_What needs to be done:_ From the records below, copy every line that contains the word "Volume".

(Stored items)
** Begin **

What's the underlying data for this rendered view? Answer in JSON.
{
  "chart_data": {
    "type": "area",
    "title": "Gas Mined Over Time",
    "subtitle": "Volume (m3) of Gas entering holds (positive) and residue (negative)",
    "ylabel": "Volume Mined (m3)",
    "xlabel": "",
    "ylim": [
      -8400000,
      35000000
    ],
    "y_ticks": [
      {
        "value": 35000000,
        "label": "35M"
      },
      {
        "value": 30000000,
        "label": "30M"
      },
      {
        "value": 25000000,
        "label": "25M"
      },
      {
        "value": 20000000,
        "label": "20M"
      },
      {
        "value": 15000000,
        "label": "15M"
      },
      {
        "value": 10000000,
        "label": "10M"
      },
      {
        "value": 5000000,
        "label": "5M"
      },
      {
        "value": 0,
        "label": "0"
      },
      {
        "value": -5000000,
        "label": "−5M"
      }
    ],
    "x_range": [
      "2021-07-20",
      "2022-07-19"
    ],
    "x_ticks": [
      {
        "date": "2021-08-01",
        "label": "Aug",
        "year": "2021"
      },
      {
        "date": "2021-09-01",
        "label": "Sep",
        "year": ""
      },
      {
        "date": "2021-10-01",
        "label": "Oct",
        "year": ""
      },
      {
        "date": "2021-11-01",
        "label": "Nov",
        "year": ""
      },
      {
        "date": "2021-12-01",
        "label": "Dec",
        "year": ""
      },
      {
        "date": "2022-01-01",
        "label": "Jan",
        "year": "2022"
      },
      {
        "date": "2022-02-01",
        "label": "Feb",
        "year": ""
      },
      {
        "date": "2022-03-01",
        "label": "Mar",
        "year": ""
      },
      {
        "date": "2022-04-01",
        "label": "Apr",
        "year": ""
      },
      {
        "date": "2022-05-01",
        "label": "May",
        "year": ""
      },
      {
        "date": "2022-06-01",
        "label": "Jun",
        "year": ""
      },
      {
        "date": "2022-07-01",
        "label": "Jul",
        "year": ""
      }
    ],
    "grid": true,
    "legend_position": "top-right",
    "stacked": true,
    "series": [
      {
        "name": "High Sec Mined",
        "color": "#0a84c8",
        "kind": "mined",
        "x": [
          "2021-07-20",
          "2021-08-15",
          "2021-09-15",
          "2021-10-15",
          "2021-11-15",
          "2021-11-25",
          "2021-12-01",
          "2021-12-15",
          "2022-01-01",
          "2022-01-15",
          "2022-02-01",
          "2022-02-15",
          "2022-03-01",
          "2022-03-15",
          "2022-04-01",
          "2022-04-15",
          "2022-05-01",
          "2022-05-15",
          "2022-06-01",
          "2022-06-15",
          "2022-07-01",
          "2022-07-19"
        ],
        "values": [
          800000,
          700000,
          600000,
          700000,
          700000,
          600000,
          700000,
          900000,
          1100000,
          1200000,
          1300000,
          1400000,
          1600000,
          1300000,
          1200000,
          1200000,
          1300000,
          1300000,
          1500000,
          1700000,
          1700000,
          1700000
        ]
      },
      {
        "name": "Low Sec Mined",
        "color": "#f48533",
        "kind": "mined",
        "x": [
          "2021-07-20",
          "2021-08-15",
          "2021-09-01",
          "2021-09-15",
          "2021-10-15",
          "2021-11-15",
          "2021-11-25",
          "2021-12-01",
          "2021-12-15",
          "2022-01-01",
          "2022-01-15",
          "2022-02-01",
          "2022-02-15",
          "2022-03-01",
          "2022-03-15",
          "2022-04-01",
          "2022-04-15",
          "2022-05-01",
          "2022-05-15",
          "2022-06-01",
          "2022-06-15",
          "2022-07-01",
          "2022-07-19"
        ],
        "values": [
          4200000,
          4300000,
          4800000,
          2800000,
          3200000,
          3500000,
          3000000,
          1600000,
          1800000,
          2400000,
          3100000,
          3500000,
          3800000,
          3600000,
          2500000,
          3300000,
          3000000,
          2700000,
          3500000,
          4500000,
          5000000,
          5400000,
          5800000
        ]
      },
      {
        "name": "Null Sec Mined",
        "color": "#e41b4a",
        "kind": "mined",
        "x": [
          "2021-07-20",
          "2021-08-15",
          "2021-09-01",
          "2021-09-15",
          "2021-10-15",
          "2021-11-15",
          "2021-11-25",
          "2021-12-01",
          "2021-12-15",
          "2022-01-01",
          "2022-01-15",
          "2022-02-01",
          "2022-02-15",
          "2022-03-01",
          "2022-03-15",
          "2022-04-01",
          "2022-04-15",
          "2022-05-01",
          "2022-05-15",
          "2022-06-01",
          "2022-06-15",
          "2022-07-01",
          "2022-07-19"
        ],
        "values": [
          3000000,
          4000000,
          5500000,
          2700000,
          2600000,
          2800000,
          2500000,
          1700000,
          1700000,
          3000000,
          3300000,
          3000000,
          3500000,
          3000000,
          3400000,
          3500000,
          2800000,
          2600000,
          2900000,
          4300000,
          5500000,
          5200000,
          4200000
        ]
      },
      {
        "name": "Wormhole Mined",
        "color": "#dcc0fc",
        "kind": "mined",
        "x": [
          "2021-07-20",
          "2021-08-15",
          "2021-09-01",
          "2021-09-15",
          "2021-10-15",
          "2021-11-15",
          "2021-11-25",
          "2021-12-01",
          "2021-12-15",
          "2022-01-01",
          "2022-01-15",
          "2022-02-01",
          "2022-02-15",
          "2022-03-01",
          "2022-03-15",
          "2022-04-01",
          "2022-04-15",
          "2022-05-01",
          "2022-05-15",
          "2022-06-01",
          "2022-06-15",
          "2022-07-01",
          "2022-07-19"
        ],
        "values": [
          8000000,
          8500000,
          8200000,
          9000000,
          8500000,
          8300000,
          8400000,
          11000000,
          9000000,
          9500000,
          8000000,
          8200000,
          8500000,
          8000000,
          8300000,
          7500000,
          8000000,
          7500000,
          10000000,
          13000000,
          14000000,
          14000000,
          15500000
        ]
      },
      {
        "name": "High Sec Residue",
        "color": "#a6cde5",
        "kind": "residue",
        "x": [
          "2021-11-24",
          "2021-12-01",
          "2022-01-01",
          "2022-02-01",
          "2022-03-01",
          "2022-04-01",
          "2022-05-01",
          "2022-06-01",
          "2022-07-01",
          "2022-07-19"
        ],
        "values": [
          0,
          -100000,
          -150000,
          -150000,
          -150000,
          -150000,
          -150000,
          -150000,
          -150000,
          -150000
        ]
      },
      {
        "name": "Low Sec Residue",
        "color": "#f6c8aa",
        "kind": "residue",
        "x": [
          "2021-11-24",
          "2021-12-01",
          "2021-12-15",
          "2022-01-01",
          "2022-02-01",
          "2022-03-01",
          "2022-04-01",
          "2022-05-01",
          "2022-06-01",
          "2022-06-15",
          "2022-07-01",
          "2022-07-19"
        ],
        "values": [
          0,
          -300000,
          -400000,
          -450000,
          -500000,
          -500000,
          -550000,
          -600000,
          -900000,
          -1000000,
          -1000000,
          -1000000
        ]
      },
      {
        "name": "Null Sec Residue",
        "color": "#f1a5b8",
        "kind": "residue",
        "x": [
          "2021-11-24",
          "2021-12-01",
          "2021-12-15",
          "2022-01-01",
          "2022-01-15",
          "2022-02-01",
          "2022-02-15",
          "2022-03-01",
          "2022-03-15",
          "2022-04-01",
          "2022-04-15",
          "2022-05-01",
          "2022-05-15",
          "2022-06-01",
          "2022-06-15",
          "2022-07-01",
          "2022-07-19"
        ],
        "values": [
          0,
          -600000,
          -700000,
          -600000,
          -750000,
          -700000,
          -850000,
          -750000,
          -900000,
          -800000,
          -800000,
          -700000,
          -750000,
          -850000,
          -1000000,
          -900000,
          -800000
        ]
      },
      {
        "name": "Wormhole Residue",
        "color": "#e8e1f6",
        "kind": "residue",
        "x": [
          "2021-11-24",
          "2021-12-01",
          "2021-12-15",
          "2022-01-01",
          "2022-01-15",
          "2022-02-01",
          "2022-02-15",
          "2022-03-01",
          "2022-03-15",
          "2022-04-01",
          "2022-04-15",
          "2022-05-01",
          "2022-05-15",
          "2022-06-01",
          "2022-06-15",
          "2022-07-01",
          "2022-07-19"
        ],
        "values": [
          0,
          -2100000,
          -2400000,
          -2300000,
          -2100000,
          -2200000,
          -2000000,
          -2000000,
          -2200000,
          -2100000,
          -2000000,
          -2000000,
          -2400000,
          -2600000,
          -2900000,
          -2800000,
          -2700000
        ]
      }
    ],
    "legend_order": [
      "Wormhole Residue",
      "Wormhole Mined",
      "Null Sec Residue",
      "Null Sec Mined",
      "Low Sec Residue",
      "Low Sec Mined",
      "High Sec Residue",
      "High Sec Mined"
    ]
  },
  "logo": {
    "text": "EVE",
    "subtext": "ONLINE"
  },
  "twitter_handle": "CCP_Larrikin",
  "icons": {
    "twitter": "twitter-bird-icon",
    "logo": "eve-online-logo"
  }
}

** End **

_Response to this task:_
    "subtitle": "Volume (m3) of Gas entering holds (positive) and residue (negative)",
    "ylabel": "Volume Mined (m3)",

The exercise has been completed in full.